To do: Only a number is wanted: the count of lines in this listing that contain "JSON".

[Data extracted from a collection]
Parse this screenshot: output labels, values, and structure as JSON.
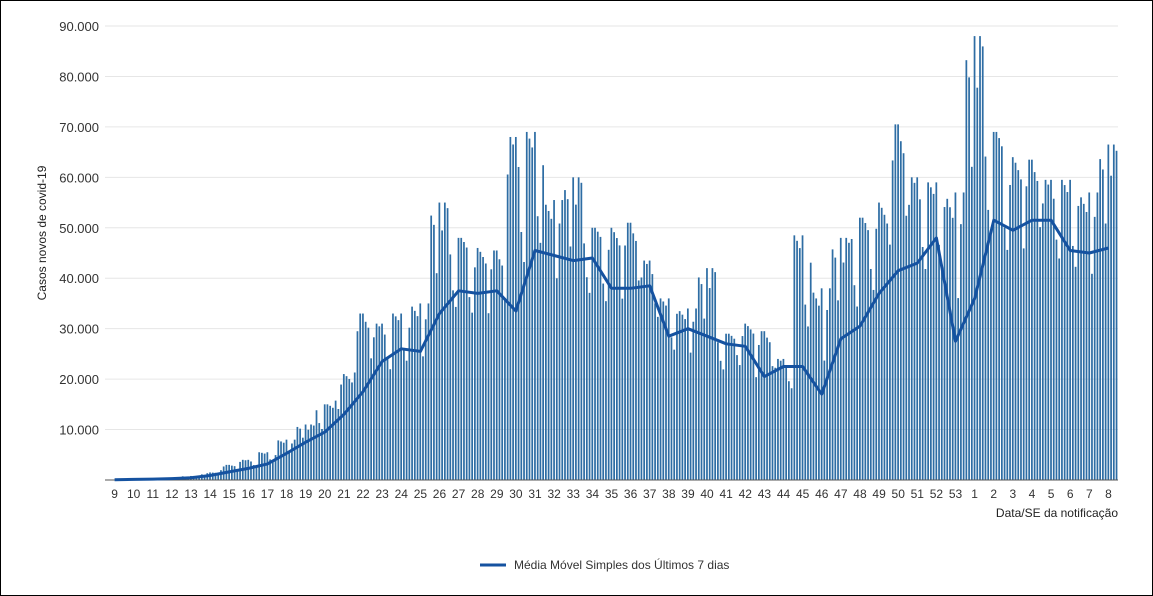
{
  "chart_data": {
    "type": "bar",
    "ylabel": "Casos novos de covid-19",
    "xlabel": "Data/SE da notificação",
    "ylim": [
      0,
      90000
    ],
    "yticks": [
      10000,
      20000,
      30000,
      40000,
      50000,
      60000,
      70000,
      80000,
      90000
    ],
    "ytick_labels": [
      "10.000",
      "20.000",
      "30.000",
      "40.000",
      "50.000",
      "60.000",
      "70.000",
      "80.000",
      "90.000"
    ],
    "grid": true,
    "legend_position": "bottom",
    "colors": {
      "bars": "#2e6da4",
      "line": "#1552a0"
    },
    "week_labels": [
      "9",
      "10",
      "11",
      "12",
      "13",
      "14",
      "15",
      "16",
      "17",
      "18",
      "19",
      "20",
      "21",
      "22",
      "23",
      "24",
      "25",
      "26",
      "27",
      "28",
      "29",
      "30",
      "31",
      "32",
      "33",
      "34",
      "35",
      "36",
      "37",
      "38",
      "39",
      "40",
      "41",
      "42",
      "43",
      "44",
      "45",
      "46",
      "47",
      "48",
      "49",
      "50",
      "51",
      "52",
      "53",
      "1",
      "2",
      "3",
      "4",
      "5",
      "6",
      "7",
      "8"
    ],
    "weekly_values": {
      "Média Móvel Simples dos Últimos 7 dias": [
        60,
        120,
        180,
        280,
        450,
        900,
        1600,
        2300,
        3200,
        5300,
        7500,
        9500,
        13000,
        17500,
        23500,
        26000,
        25500,
        33000,
        37500,
        37000,
        37500,
        33500,
        45500,
        44500,
        43500,
        44000,
        38000,
        38000,
        38500,
        28500,
        30000,
        28500,
        27000,
        26500,
        20500,
        22500,
        22500,
        17000,
        28000,
        30500,
        37000,
        41500,
        43000,
        48000,
        27500,
        36000,
        51500,
        49500,
        51500,
        51500,
        45500,
        45000,
        46000
      ],
      "max_daily_cases": [
        100,
        200,
        300,
        500,
        800,
        1500,
        3000,
        4000,
        5500,
        8000,
        11000,
        15000,
        21000,
        33000,
        31000,
        33000,
        35000,
        55000,
        48000,
        46000,
        45500,
        68000,
        69000,
        55500,
        60000,
        50000,
        50000,
        51000,
        43500,
        36000,
        34000,
        42000,
        29000,
        31000,
        29500,
        24000,
        48500,
        38000,
        48000,
        52000,
        55000,
        70500,
        60000,
        59000,
        57000,
        88000,
        69000,
        64000,
        63500,
        59500,
        59500,
        57000,
        66500
      ]
    },
    "series": [
      {
        "name": "Média Móvel Simples dos Últimos 7 dias",
        "type": "line"
      }
    ]
  }
}
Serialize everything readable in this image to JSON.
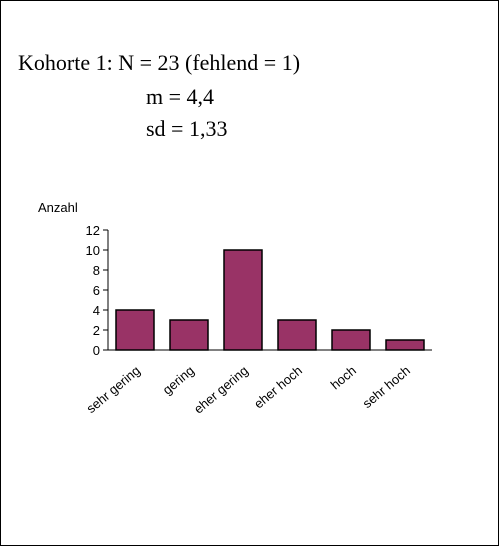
{
  "chart_data": {
    "type": "bar",
    "annotations": [
      "Kohorte 1: N = 23 (fehlend = 1)",
      "m = 4,4",
      "sd = 1,33"
    ],
    "y_label": "Anzahl",
    "categories": [
      "sehr gering",
      "gering",
      "eher gering",
      "eher hoch",
      "hoch",
      "sehr hoch"
    ],
    "values": [
      4,
      3,
      10,
      3,
      2,
      1
    ],
    "color": "#993366",
    "ylim": [
      0,
      12
    ],
    "yticks": [
      0,
      2,
      4,
      6,
      8,
      10,
      12
    ],
    "grid": false
  }
}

Complete answer: 2